## WORK TO DO
Please continue the transcript excerpt about JD.com's planned investment in CECONOMY, picking up right after its last sentence.

# START OF PAGE EXCERPT

First, JD explicitly backs our midterm financial targets and the existing experience electronics strategy as a basis. Second, CECONOMY will stay as a stand-alone company headquartered here in Düsseldorf and Ingolstadt. JD.com does not plan any material changes to our company structure, organization and for a period of 5 years after offer settlement, our strong brand architecture. There are no plans importantly to enter into a domination or a profit and loss transfer agreement for a period of 3 years after settlement.
And third, JD has committed to work closely with the current management team, so the two of us, which will continue to stay in charge of driving the company's business strategy and operations. There will be no workforce reductions and no site closures in connections with this transaction.
I said earlier, JD is the right partner at the right time, simply because our strengths are complementary. But also if you look a bit underneath because our values are shared. Both companies with the customer first. Both companies believe in trustworthy and long-term relationships with international brands. There will be no overarching changes to our product range or our focus on high-quality consumer electronics products.
Importantly, both companies share the conviction that omnichannel is the future of retail. That's why we will continue to invest not only in digital growth, but agreed to accelerate also our strategic initiatives regarding our bricks-and-mortar business. For example, with the personalized service, under the existing brands.
Last but not least, it is important to note that in this investment agreement, we ensure the full independence of our IT systems, the tech stack and customer data as well as, of course, full compliance with European data privacy regulations. Together, we will work towards establishing a separate and strictly independent European tech stack with the ability to provide technology services and capabilities similar to those offered in China but based in Europe.
So in summary then, why JD.com? Both CECONOMY and JD are fully committed to excellent customer service and outstanding customer experiences. JD has unparalleled retail experience as well as industry-leading tech and logistics capabilities. You're probably aware, but it operates one of the world's largest in-house e-commerce logistics operations, for example, pioneering, same and next-day delivery nationwide in China. Let it sink in, 95% of JD's online retail orders are fulfilled same day or next day across China.

# END OF PAGE EXCERPT
# START OF SUPPLIED DATA

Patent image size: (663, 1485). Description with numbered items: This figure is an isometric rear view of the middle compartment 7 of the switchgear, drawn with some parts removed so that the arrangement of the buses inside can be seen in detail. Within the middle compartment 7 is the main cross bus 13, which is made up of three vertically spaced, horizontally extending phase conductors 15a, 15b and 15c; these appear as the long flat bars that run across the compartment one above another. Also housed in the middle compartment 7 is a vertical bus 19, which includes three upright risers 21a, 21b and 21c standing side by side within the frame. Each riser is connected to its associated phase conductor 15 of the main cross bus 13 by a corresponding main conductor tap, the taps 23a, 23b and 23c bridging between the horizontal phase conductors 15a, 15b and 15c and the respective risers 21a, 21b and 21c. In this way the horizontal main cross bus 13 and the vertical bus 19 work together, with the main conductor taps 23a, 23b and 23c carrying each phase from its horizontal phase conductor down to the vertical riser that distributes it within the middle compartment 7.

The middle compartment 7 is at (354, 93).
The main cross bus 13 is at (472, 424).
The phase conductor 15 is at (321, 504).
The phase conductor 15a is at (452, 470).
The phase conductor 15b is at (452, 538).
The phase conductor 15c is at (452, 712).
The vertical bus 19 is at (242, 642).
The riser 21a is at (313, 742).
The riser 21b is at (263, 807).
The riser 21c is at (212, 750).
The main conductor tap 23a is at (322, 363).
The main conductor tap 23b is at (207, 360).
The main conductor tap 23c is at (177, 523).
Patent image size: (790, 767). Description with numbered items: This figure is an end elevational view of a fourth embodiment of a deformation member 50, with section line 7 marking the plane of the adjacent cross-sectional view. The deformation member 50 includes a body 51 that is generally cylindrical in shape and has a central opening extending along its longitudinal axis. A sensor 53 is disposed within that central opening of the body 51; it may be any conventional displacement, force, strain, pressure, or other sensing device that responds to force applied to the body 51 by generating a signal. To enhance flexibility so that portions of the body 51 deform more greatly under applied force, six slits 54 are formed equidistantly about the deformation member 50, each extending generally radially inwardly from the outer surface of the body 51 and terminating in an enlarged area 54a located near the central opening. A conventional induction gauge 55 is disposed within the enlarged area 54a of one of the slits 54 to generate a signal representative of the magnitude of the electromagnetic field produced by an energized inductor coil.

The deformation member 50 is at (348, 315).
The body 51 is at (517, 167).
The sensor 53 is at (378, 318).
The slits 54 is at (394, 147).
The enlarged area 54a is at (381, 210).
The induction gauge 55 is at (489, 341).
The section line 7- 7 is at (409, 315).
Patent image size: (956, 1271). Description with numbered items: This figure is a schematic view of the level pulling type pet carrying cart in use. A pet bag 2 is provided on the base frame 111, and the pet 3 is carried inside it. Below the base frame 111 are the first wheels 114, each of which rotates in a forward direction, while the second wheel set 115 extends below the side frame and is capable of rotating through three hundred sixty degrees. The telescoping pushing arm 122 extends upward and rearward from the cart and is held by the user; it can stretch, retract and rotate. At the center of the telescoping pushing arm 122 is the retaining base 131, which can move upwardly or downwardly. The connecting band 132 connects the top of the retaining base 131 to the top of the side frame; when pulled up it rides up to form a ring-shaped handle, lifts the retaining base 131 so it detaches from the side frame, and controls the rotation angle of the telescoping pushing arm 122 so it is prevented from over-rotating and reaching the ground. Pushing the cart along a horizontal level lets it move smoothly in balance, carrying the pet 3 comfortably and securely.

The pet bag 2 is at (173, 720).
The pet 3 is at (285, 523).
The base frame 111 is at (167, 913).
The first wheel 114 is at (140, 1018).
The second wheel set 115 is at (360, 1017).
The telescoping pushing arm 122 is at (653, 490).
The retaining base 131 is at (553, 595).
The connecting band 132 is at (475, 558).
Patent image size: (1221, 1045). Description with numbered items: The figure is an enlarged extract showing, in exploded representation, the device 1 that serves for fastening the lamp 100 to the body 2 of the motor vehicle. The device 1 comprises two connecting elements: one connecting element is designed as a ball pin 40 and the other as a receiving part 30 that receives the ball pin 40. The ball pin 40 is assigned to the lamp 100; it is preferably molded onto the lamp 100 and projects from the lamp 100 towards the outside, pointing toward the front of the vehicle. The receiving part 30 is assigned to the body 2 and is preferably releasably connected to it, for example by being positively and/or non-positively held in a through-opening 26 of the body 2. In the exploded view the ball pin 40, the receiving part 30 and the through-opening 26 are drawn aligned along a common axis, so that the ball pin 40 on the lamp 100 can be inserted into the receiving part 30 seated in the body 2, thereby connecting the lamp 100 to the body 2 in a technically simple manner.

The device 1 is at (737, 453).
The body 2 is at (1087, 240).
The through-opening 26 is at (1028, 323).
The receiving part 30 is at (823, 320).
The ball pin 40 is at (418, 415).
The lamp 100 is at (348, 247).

# END OF SUPPLIED DATA

## THE REPLY
And finally, both companies operate brand-led platforms prioritizing strong partnerships with leading global enterprises. Both companies believe in responsible and sustainable business models. For example, JD sets really new standards in emissions management. So by joining forces, we're not just keeping pace with the transformation in European retail, we will be able to shape it and delete it, delivering even greater value, convenience and innovation, to those who matter most for us and customers.
So to recap. This partnership means improved shopping and customer experience for customers, attractive premium, realizing a significant part of the value immediately in upfront and preserving our prior European heritage and workforce continue for our employees. It's a strong endorsement of our strategy that most of you have followed so closely for the past 2 or 3 years and it positions us for accelerated growth and ...
Let me now hand it back to Remko to give you an overview of the upcoming time line as well as the financial calendar for the rest of the year.
Thank you, Kai. Indeed, time line. So let me now walk you through the key milestones ahead as we bring this partnership to life on Slide 14.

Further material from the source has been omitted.